═══ Provided data ═══
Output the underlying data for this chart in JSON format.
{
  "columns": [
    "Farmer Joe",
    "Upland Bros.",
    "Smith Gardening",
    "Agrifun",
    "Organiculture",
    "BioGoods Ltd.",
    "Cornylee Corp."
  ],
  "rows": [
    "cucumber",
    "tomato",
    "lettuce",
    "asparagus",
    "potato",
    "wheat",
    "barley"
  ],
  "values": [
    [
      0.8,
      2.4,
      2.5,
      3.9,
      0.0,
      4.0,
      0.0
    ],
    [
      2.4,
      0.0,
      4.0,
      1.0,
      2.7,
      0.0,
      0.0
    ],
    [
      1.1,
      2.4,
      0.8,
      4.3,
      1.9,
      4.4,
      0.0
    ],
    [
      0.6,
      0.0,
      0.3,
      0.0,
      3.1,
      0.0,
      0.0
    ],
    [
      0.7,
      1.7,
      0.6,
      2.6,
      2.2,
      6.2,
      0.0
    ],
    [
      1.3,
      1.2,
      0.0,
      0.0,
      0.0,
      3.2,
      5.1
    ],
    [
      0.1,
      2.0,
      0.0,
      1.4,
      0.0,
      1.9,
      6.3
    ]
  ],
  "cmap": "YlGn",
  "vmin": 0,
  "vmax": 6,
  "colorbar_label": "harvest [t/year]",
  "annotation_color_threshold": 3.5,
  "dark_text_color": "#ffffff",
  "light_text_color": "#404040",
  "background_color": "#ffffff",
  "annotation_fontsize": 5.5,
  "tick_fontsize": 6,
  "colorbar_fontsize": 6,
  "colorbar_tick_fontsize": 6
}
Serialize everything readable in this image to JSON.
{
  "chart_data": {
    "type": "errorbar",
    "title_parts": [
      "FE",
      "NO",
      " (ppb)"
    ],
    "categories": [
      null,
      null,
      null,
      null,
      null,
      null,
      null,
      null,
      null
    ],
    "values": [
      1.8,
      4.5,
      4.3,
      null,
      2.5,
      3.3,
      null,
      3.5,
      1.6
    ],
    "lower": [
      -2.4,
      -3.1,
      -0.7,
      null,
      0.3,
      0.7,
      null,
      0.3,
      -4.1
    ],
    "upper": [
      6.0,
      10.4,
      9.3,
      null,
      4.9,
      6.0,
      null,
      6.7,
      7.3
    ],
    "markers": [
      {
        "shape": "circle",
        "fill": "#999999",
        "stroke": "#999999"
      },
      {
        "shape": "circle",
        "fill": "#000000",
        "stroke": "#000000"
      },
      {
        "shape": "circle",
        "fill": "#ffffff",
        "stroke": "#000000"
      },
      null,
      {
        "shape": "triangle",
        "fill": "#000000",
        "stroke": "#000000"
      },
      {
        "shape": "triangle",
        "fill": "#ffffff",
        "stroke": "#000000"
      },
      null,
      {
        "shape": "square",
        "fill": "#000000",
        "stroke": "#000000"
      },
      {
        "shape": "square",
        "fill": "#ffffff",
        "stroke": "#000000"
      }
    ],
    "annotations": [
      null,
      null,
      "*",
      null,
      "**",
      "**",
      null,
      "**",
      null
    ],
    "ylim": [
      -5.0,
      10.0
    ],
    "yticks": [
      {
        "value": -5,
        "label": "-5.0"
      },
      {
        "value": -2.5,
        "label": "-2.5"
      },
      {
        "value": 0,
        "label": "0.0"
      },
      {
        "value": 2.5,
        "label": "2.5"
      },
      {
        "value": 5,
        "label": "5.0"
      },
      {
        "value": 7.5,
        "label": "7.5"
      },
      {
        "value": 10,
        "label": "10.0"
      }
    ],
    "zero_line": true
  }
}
═══
_Task goal:_ Each line above must be printed exactly as it appears.

_Answer in full:_
Output the underlying data for this chart in JSON format.
{
  "columns": [
    "Farmer Joe",
    "Upland Bros.",
    "Smith Gardening",
    "Agrifun",
    "Organiculture",
    "BioGoods Ltd.",
    "Cornylee Corp."
  ],
  "rows": [
    "cucumber",
    "tomato",
    "lettuce",
    "asparagus",
    "potato",
    "wheat",
    "barley"
  ],
  "values": [
    [
      0.8,
      2.4,
      2.5,
      3.9,
      0.0,
      4.0,
      0.0
    ],
    [
      2.4,
      0.0,
      4.0,
      1.0,
      2.7,
      0.0,
      0.0
    ],
    [
      1.1,
      2.4,
      0.8,
      4.3,
      1.9,
      4.4,
      0.0
    ],
    [
      0.6,
      0.0,
      0.3,
      0.0,
      3.1,
      0.0,
      0.0
    ],
    [
      0.7,
      1.7,
      0.6,
      2.6,
      2.2,
      6.2,
      0.0
    ],
    [
      1.3,
      1.2,
      0.0,
      0.0,
      0.0,
      3.2,
      5.1
    ],
    [
      0.1,
      2.0,
      0.0,
      1.4,
      0.0,
      1.9,
      6.3
    ]
  ],
  "cmap": "YlGn",
  "vmin": 0,
  "vmax": 6,
  "colorbar_label": "harvest [t/year]",
  "annotation_color_threshold": 3.5,
  "dark_text_color": "#ffffff",
  "light_text_color": "#404040",
  "background_color": "#ffffff",
  "annotation_fontsize": 5.5,
  "tick_fontsize": 6,
  "colorbar_fontsize": 6,
  "colorbar_tick_fontsize": 6
}
Serialize everything readable in this image to JSON.
{
  "chart_data": {
    "type": "errorbar",
    "title_parts": [
      "FE",
      "NO",
      " (ppb)"
    ],
    "categories": [
      null,
      null,
      null,
      null,
      null,
      null,
      null,
      null,
      null
    ],
    "values": [
      1.8,
      4.5,
      4.3,
      null,
      2.5,
      3.3,
      null,
      3.5,
      1.6
    ],
    "lower": [
      -2.4,
      -3.1,
      -0.7,
      null,
      0.3,
      0.7,
      null,
      0.3,
      -4.1
    ],
    "upper": [
      6.0,
      10.4,
      9.3,
      null,
      4.9,
      6.0,
      null,
      6.7,
      7.3
    ],
    "markers": [
      {
        "shape": "circle",
        "fill": "#999999",
        "stroke": "#999999"
      },
      {
        "shape": "circle",
        "fill": "#000000",
        "stroke": "#000000"
      },
      {
        "shape": "circle",
        "fill": "#ffffff",
        "stroke": "#000000"
      },
      null,
      {
        "shape": "triangle",
        "fill": "#000000",
        "stroke": "#000000"
      },
      {
        "shape": "triangle",
        "fill": "#ffffff",
        "stroke": "#000000"
      },
      null,
      {
        "shape": "square",
        "fill": "#000000",
        "stroke": "#000000"
      },
      {
        "shape": "square",
        "fill": "#ffffff",
        "stroke": "#000000"
      }
    ],
    "annotations": [
      null,
      null,
      "*",
      null,
      "**",
      "**",
      null,
      "**",
      null
    ],
    "ylim": [
      -5.0,
      10.0
    ],
    "yticks": [
      {
        "value": -5,
        "label": "-5.0"
      },
      {
        "value": -2.5,
        "label": "-2.5"
      },
      {
        "value": 0,
        "label": "0.0"
      },
      {
        "value": 2.5,
        "label": "2.5"
      },
      {
        "value": 5,
        "label": "5.0"
      },
      {
        "value": 7.5,
        "label": "7.5"
      },
      {
        "value": 10,
        "label": "10.0"
      }
    ],
    "zero_line": true
  }
}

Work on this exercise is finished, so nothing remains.